Start Selection

Jean-Francois Poupard of Syndex, the French consultancy, looked at the future trends in the gas sector. While gas production is currently high in Europe, US and Russia, most reserves are in the Middle East and Russia, so these will be future production countries. Also he noted the large number of uncertainties and how this effects future developments. Drawing for earlier research of Syndex he gave an indication of the possible employment dimension and changes between fuels especially for electricity. He ended with a reference to the importance of working on and implementing Just Employment Transition principles. The recent agreement in Cancun has integrated the Decent work and Just Transition dimension (see also excerpt below).


The workgroup drew the following tentative conclusions for an input into the discussions on the EU Energy strategy 2050.
- There is a large number of uncertainties for the further development of the gas sector. This is a challenge for the existing companies. It determines investment or rather the lack of investment and that has (negative) effects on jobs and skill development;
- A specific uncertainty is the legal framework and how it develops. Its direction (for the gas sector) is not clear and undermines investor confidence. It has lead already to a development that companies stopped projects to invest and develop gas fired power stations with CCS capability.

End Selection
Start Entries shown

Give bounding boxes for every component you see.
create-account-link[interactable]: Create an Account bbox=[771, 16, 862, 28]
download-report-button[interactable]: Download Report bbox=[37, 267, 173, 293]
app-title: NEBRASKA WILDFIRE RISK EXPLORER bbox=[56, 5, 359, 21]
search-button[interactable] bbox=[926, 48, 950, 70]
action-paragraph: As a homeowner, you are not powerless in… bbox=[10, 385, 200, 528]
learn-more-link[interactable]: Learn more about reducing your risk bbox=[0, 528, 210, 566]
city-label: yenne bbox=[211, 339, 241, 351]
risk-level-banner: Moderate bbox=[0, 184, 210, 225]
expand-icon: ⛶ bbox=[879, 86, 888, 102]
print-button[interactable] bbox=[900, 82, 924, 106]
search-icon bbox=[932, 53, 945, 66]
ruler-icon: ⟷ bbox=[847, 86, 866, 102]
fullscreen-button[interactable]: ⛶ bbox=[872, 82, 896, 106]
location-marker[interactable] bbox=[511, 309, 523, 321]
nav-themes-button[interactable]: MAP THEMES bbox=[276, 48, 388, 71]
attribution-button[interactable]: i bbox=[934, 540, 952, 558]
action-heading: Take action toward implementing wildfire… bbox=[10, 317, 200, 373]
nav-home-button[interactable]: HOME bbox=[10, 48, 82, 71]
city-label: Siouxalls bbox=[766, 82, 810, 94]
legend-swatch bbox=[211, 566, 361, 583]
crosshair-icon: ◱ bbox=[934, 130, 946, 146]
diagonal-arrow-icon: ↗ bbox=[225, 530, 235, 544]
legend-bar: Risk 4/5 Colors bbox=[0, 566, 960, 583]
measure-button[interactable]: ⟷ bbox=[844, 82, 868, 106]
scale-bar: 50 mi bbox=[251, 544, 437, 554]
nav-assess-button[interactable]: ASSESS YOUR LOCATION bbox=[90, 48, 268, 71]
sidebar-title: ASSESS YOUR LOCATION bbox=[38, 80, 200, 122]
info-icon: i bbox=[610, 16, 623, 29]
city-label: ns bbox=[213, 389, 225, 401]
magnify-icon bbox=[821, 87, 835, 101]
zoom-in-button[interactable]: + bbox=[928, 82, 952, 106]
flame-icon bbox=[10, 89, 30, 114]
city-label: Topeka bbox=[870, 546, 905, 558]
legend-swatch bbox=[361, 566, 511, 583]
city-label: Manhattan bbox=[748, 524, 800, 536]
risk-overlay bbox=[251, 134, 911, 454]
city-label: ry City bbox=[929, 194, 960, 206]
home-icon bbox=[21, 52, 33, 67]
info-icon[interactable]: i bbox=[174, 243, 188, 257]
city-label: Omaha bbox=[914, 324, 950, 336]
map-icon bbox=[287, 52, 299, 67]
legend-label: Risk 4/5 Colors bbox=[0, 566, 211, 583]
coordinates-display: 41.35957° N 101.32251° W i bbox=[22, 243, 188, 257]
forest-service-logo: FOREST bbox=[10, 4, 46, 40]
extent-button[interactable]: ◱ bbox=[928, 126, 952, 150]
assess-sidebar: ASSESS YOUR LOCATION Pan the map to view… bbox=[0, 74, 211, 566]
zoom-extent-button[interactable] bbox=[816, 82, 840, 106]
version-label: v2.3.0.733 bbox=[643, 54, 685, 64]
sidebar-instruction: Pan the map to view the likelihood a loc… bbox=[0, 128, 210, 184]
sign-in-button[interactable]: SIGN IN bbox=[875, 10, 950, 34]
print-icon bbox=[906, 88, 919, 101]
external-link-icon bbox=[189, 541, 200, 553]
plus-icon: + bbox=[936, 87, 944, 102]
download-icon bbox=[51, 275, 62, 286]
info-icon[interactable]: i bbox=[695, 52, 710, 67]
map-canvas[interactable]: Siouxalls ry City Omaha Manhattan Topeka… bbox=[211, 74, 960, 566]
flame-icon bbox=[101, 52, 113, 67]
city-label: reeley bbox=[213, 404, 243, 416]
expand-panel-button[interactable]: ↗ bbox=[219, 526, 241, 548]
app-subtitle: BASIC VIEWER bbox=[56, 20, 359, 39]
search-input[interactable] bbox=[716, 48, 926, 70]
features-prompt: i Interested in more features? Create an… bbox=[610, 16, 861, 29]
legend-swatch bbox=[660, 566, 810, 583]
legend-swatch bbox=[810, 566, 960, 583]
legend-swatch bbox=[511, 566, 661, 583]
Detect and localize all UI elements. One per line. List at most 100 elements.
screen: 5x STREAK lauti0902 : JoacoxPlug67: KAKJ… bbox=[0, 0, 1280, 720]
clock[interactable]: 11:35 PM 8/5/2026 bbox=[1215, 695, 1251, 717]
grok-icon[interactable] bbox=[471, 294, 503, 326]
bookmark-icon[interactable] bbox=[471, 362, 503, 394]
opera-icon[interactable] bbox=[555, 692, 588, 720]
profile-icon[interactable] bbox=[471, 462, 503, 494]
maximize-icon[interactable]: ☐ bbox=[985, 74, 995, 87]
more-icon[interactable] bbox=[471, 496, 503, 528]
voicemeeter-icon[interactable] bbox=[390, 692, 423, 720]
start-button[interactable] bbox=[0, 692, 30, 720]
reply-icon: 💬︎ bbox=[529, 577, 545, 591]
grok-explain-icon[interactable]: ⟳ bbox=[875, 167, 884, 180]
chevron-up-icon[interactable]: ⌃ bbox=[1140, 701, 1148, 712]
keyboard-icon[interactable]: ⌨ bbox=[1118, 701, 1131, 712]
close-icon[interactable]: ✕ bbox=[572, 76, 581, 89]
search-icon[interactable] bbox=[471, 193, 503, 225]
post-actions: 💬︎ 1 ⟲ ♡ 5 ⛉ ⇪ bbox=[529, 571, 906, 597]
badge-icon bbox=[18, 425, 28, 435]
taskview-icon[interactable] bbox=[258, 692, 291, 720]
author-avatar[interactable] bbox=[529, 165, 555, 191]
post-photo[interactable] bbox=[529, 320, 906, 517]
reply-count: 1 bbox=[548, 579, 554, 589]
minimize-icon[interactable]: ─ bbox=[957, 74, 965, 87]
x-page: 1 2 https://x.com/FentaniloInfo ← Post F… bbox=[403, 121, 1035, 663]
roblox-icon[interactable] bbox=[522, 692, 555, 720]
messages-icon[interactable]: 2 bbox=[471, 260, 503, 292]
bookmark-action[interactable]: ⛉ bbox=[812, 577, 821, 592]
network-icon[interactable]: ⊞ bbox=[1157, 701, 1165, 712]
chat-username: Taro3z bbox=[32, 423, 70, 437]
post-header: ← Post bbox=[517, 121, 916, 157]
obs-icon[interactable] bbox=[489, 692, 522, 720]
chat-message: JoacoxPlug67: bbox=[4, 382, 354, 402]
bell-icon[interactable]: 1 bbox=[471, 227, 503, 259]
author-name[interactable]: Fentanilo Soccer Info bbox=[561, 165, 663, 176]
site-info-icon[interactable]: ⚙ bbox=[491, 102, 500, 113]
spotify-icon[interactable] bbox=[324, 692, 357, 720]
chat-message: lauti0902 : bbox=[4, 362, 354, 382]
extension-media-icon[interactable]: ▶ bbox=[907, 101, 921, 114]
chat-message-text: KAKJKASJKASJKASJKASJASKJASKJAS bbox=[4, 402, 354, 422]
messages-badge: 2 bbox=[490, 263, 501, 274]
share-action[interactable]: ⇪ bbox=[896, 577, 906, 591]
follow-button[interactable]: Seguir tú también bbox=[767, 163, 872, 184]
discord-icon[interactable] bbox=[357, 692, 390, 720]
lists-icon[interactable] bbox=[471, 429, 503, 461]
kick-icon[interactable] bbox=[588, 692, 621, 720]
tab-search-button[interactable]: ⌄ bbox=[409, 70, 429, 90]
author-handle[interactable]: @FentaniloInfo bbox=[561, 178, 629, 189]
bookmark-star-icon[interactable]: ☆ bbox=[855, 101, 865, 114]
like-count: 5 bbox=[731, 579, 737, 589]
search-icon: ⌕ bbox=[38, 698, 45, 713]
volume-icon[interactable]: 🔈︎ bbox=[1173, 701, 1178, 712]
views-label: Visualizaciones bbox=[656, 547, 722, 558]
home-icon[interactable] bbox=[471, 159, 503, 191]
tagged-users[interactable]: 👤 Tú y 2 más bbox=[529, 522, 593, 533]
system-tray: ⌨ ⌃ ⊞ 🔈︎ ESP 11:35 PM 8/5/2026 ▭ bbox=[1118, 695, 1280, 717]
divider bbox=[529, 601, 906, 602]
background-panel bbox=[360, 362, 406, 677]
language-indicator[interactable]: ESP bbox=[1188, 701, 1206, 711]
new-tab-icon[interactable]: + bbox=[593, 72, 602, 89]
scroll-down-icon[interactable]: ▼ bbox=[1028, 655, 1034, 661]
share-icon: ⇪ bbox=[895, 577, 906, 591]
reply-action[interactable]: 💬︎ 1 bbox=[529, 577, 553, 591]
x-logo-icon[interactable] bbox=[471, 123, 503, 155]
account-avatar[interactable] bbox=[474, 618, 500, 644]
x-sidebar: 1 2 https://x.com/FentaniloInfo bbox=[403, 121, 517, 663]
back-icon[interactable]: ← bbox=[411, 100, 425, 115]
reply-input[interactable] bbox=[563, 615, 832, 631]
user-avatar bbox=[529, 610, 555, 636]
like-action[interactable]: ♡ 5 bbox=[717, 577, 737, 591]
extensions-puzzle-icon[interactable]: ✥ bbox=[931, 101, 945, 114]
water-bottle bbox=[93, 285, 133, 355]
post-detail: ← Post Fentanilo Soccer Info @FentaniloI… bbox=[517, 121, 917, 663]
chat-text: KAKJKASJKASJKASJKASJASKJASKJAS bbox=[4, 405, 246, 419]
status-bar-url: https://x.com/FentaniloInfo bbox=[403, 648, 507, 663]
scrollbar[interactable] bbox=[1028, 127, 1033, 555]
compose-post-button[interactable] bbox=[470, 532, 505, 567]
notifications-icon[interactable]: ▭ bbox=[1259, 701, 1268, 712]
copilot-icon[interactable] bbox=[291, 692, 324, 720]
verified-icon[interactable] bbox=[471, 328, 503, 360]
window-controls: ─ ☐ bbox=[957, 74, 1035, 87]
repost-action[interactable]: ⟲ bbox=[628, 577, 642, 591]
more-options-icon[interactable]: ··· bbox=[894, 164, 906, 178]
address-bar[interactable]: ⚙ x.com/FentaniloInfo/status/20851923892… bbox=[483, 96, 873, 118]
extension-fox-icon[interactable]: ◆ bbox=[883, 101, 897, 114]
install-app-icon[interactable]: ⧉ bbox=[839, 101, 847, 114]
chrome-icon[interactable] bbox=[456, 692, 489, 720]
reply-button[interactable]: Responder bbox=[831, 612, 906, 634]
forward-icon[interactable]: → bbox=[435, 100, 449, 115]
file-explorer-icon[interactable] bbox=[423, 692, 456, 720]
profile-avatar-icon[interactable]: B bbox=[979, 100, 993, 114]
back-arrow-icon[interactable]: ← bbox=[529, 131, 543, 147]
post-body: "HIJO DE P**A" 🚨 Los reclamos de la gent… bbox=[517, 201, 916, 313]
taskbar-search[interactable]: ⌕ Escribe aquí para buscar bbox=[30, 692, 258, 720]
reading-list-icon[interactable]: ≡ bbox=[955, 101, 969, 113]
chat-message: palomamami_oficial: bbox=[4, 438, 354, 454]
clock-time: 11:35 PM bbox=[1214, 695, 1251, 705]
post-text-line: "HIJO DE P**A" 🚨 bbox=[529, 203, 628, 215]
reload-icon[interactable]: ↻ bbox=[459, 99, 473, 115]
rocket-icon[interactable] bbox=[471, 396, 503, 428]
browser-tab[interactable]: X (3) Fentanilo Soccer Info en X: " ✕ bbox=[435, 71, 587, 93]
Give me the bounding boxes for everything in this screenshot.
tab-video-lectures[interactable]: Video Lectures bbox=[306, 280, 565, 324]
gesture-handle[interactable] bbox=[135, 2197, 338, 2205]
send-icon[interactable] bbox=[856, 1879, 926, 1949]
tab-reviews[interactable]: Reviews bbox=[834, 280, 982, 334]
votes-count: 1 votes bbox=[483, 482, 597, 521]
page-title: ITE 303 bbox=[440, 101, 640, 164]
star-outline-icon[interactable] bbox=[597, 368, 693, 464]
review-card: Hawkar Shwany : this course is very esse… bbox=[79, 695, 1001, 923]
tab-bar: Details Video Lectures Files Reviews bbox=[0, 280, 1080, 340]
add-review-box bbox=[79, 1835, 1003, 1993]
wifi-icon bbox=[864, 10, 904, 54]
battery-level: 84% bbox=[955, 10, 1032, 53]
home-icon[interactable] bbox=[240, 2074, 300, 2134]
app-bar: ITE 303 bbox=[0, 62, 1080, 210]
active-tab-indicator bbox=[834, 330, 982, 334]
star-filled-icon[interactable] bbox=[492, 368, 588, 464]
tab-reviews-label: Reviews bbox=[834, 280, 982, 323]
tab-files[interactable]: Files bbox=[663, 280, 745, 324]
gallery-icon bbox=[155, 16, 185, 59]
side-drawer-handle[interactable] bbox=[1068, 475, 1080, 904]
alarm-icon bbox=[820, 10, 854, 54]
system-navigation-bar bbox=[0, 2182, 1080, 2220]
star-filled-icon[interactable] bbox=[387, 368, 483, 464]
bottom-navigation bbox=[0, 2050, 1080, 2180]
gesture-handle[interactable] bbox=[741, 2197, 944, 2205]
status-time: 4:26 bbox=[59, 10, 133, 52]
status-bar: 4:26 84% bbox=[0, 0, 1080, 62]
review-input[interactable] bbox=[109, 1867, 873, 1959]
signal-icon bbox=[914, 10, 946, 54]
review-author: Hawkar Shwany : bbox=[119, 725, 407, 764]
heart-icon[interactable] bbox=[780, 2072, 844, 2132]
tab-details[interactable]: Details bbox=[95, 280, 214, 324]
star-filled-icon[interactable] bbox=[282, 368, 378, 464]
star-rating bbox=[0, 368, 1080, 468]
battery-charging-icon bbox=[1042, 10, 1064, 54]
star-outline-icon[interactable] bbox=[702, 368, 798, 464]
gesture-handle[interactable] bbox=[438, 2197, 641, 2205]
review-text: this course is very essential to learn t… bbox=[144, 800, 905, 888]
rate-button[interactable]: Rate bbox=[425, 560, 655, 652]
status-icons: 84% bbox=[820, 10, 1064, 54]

End Entries shown

**To do**
a. Which places does the passage on the gas sector name as currently having high gas production?
b. Write the next part of the passage on the gas sector, picking up after its last sentence.

**Answers below**
a. Europe, the US and Russia.

b.
- The fragmentation of the industry and the break up of the value chain from integrated into many smaller and specialized businesses increases competitive cost cutting pressure, restructuring and will continue to lead to Merger and Acquisition activity. Issues of employment security become important for employees individually as well as collectively (sector). New technologies contribute to this insecurity for workers. An example are smart meters with jobs consequences, health and safety issues, concerns about companies that install new meters and if they have workers with the appropriate skills and qualifications. This poses certification and verification questions.
- The research challenge needs to be addressed urgently. Many companies and the sector as a whole have lost a lot of research capacity. To regain this will require cooperative arrangements and incentives from Commission and regulators. Without research that can drive innovation the industry loses its technological edge.
- The changing image of the gas sector impacts negatively on the companies and their recruitment potential to attract qualified staff in a labour market where many sectors compete for workers with the same skills. The CSR project the social partners are working on is relevant in this regard as well.
- Security of supply and dependency concerns are continuously in the background of many discussions.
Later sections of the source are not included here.